-- begin --
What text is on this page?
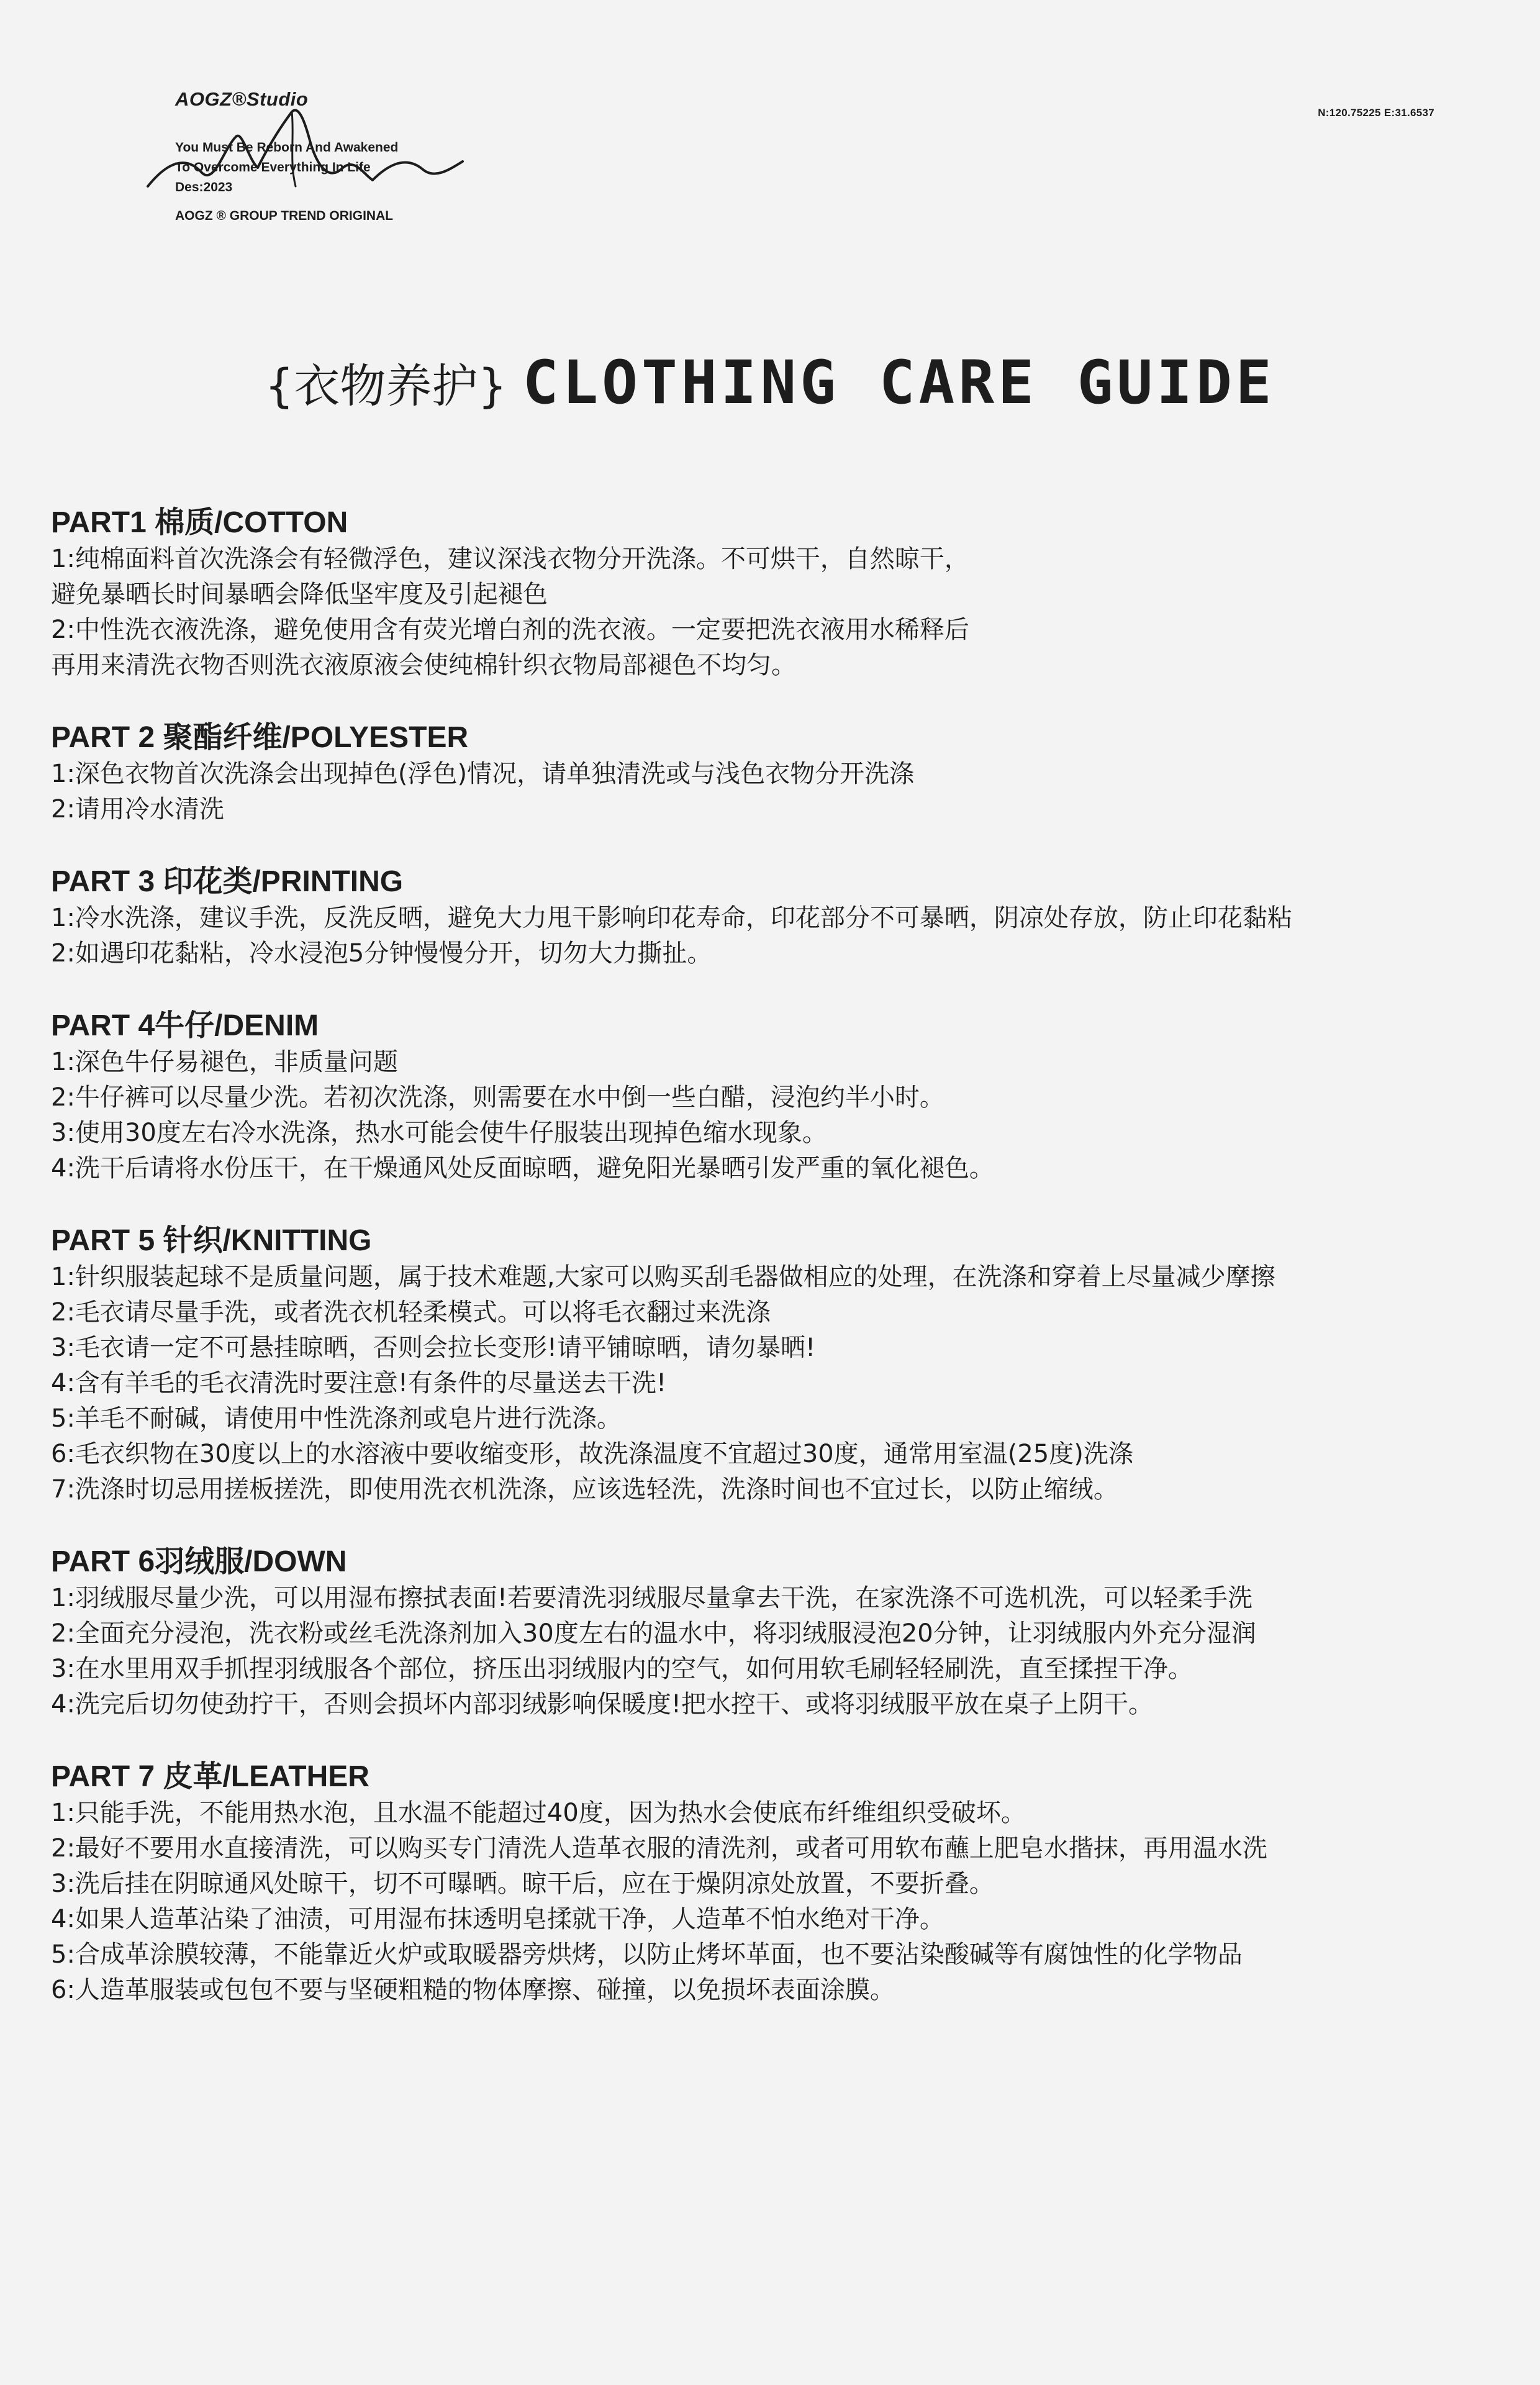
AOGZ®Studio
You Must Be Reborn And Awakened
To Overcome Everything In Life
Des:2023
AOGZ ® GROUP TREND ORIGINAL
N:120.75225 E:31.6537
{衣物养护} CLOTHING CARE GUIDE
PART1 棉质/COTTON

1:纯棉面料首次洗涤会有轻微浮色，建议深浅衣物分开洗涤。不可烘干，自然晾干，

避免暴晒长时间暴晒会降低坚牢度及引起褪色

2:中性洗衣液洗涤，避免使用含有荧光增白剂的洗衣液。一定要把洗衣液用水稀释后

再用来清洗衣物否则洗衣液原液会使纯棉针织衣物局部褪色不均匀。

PART 2 聚酯纤维/POLYESTER

1:深色衣物首次洗涤会出现掉色(浮色)情况，请单独清洗或与浅色衣物分开洗涤

2:请用冷水清洗

PART 3 印花类/PRINTING

1:冷水洗涤，建议手洗，反洗反晒，避免大力甩干影响印花寿命，印花部分不可暴晒，阴凉处存放，防止印花黏粘

2:如遇印花黏粘，冷水浸泡5分钟慢慢分开，切勿大力撕扯。

PART 4牛仔/DENIM

1:深色牛仔易褪色，非质量问题

2:牛仔裤可以尽量少洗。若初次洗涤，则需要在水中倒一些白醋，浸泡约半小时。

3:使用30度左右冷水洗涤，热水可能会使牛仔服装出现掉色缩水现象。

4:洗干后请将水份压干，在干燥通风处反面晾晒，避免阳光暴晒引发严重的氧化褪色。

PART 5 针织/KNITTING

1:针织服装起球不是质量问题，属于技术难题,大家可以购买刮毛器做相应的处理，在洗涤和穿着上尽量减少摩擦

2:毛衣请尽量手洗，或者洗衣机轻柔模式。可以将毛衣翻过来洗涤

3:毛衣请一定不可悬挂晾晒，否则会拉长变形!请平铺晾晒，请勿暴晒!

4:含有羊毛的毛衣清洗时要注意!有条件的尽量送去干洗!

5:羊毛不耐碱，请使用中性洗涤剂或皂片进行洗涤。

6:毛衣织物在30度以上的水溶液中要收缩变形，故洗涤温度不宜超过30度，通常用室温(25度)洗涤

7:洗涤时切忌用搓板搓洗，即使用洗衣机洗涤，应该选轻洗，洗涤时间也不宜过长，以防止缩绒。

PART 6羽绒服/DOWN

1:羽绒服尽量少洗，可以用湿布擦拭表面!若要清洗羽绒服尽量拿去干洗，在家洗涤不可选机洗，可以轻柔手洗

2:全面充分浸泡，洗衣粉或丝毛洗涤剂加入30度左右的温水中，将羽绒服浸泡20分钟，让羽绒服内外充分湿润

3:在水里用双手抓捏羽绒服各个部位，挤压出羽绒服内的空气，如何用软毛刷轻轻刷洗，直至揉捏干净。

4:洗完后切勿使劲拧干，否则会损坏内部羽绒影响保暖度!把水控干、或将羽绒服平放在桌子上阴干。

PART 7 皮革/LEATHER

1:只能手洗，不能用热水泡，且水温不能超过40度，因为热水会使底布纤维组织受破坏。

2:最好不要用水直接清洗，可以购买专门清洗人造革衣服的清洗剂，或者可用软布蘸上肥皂水揩抹，再用温水洗

3:洗后挂在阴晾通风处晾干，切不可曝晒。晾干后，应在于燥阴凉处放置，不要折叠。

4:如果人造革沾染了油渍，可用湿布抹透明皂揉就干净，人造革不怕水绝对干净。

5:合成革涂膜较薄，不能靠近火炉或取暖器旁烘烤，以防止烤坏革面，也不要沾染酸碱等有腐蚀性的化学物品

6:人造革服装或包包不要与坚硬粗糙的物体摩擦、碰撞，以免损坏表面涂膜。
-- end --
Reproduce the full listing faithfully, but do not carry over any pictures.

What text is on this page?
AOGZ®Studio
You Must Be Reborn And Awakened
To Overcome Everything In Life
Des:2023
AOGZ ® GROUP TREND ORIGINAL
N:120.75225 E:31.6537
{衣物养护} CLOTHING CARE GUIDE
PART1 棉质/COTTON

1:纯棉面料首次洗涤会有轻微浮色，建议深浅衣物分开洗涤。不可烘干，自然晾干，

避免暴晒长时间暴晒会降低坚牢度及引起褪色

2:中性洗衣液洗涤，避免使用含有荧光增白剂的洗衣液。一定要把洗衣液用水稀释后

再用来清洗衣物否则洗衣液原液会使纯棉针织衣物局部褪色不均匀。

PART 2 聚酯纤维/POLYESTER

1:深色衣物首次洗涤会出现掉色(浮色)情况，请单独清洗或与浅色衣物分开洗涤

2:请用冷水清洗

PART 3 印花类/PRINTING

1:冷水洗涤，建议手洗，反洗反晒，避免大力甩干影响印花寿命，印花部分不可暴晒，阴凉处存放，防止印花黏粘

2:如遇印花黏粘，冷水浸泡5分钟慢慢分开，切勿大力撕扯。

PART 4牛仔/DENIM

1:深色牛仔易褪色，非质量问题

2:牛仔裤可以尽量少洗。若初次洗涤，则需要在水中倒一些白醋，浸泡约半小时。

3:使用30度左右冷水洗涤，热水可能会使牛仔服装出现掉色缩水现象。

4:洗干后请将水份压干，在干燥通风处反面晾晒，避免阳光暴晒引发严重的氧化褪色。

PART 5 针织/KNITTING

1:针织服装起球不是质量问题，属于技术难题,大家可以购买刮毛器做相应的处理，在洗涤和穿着上尽量减少摩擦

2:毛衣请尽量手洗，或者洗衣机轻柔模式。可以将毛衣翻过来洗涤

3:毛衣请一定不可悬挂晾晒，否则会拉长变形!请平铺晾晒，请勿暴晒!

4:含有羊毛的毛衣清洗时要注意!有条件的尽量送去干洗!

5:羊毛不耐碱，请使用中性洗涤剂或皂片进行洗涤。

6:毛衣织物在30度以上的水溶液中要收缩变形，故洗涤温度不宜超过30度，通常用室温(25度)洗涤

7:洗涤时切忌用搓板搓洗，即使用洗衣机洗涤，应该选轻洗，洗涤时间也不宜过长，以防止缩绒。

PART 6羽绒服/DOWN

1:羽绒服尽量少洗，可以用湿布擦拭表面!若要清洗羽绒服尽量拿去干洗，在家洗涤不可选机洗，可以轻柔手洗

2:全面充分浸泡，洗衣粉或丝毛洗涤剂加入30度左右的温水中，将羽绒服浸泡20分钟，让羽绒服内外充分湿润

3:在水里用双手抓捏羽绒服各个部位，挤压出羽绒服内的空气，如何用软毛刷轻轻刷洗，直至揉捏干净。

4:洗完后切勿使劲拧干，否则会损坏内部羽绒影响保暖度!把水控干、或将羽绒服平放在桌子上阴干。

PART 7 皮革/LEATHER

1:只能手洗，不能用热水泡，且水温不能超过40度，因为热水会使底布纤维组织受破坏。

2:最好不要用水直接清洗，可以购买专门清洗人造革衣服的清洗剂，或者可用软布蘸上肥皂水揩抹，再用温水洗

3:洗后挂在阴晾通风处晾干，切不可曝晒。晾干后，应在于燥阴凉处放置，不要折叠。

4:如果人造革沾染了油渍，可用湿布抹透明皂揉就干净，人造革不怕水绝对干净。

5:合成革涂膜较薄，不能靠近火炉或取暖器旁烘烤，以防止烤坏革面，也不要沾染酸碱等有腐蚀性的化学物品

6:人造革服装或包包不要与坚硬粗糙的物体摩擦、碰撞，以免损坏表面涂膜。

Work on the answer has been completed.